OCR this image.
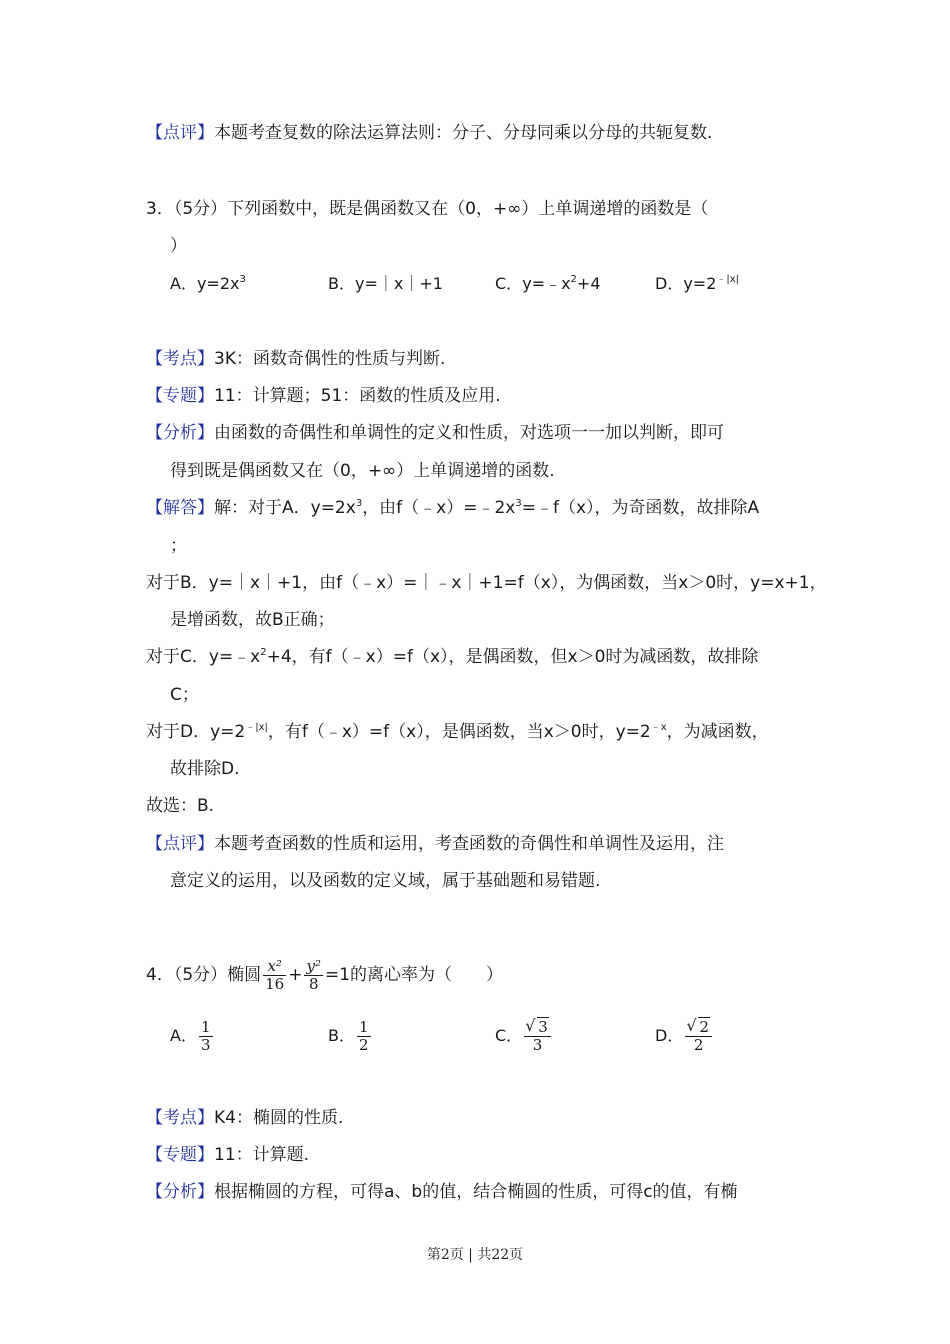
【点评】本题考查复数的除法运算法则：分子、分母同乘以分母的共轭复数.
3．（5分）下列函数中，既是偶函数又在（0，+∞）上单调递增的函数是（
）
A．$y=2x^3$	B．y=｜x｜+1	C．$y=﹣x^2+4$	D．$y=2^{﹣|x|}$
【考点】3K：函数奇偶性的性质与判断.
【专题】11：计算题；51：函数的性质及应用.
【分析】由函数的奇偶性和单调性的定义和性质，对选项一一加以判断，即可
得到既是偶函数又在（0，+∞）上单调递增的函数.
【解答】解：对于A．$y=2x^3$，由$f(﹣x)=﹣2x^3=﹣f(x)$，为奇函数，故排除A
；
对于B．y=｜x｜+1，由f（﹣x）=｜﹣x｜+1=f（x），为偶函数，当x＞0时，y=x+1，
是增函数，故B正确；
对于C．$y=﹣x^2+4$，有f（﹣x）=f（x），是偶函数，但x＞0时为减函数，故排除
C；
对于D．$y=2^{﹣|x|}$，有f（﹣x）=f（x），是偶函数，当x＞0时，$y=2^{﹣x}$，为减函数，
故排除D.
故选：B.
【点评】本题考查函数的性质和运用，考查函数的奇偶性和单调性及运用，注
意定义的运用，以及函数的定义域，属于基础题和易错题.
4．（5分）椭圆 $\frac{\text{x²}}{16} + \frac{\text{y²}}{8} =1$的离心率为（　　）
A． $\frac{1}{3}$	B． $\frac{1}{2}$	C． √ $\frac{3}{3}$	D． √ $\frac{2}{2}$
【考点】K4：椭圆的性质.
【专题】11：计算题.
【分析】根据椭圆的方程，可得a、b的值，结合椭圆的性质，可得c的值，有椭
第2页 | 共22页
★ ★ ★ ★ ★ ★ ★
### Exercise goal
Pull out all lines of the data with the string "frac".

### Answer to this task
4．（5分）椭圆 $\frac{\text{x²}}{16} + \frac{\text{y²}}{8} =1$的离心率为（　　）
A． $\frac{1}{3}$	B． $\frac{1}{2}$	C． √ $\frac{3}{3}$	D． √ $\frac{2}{2}$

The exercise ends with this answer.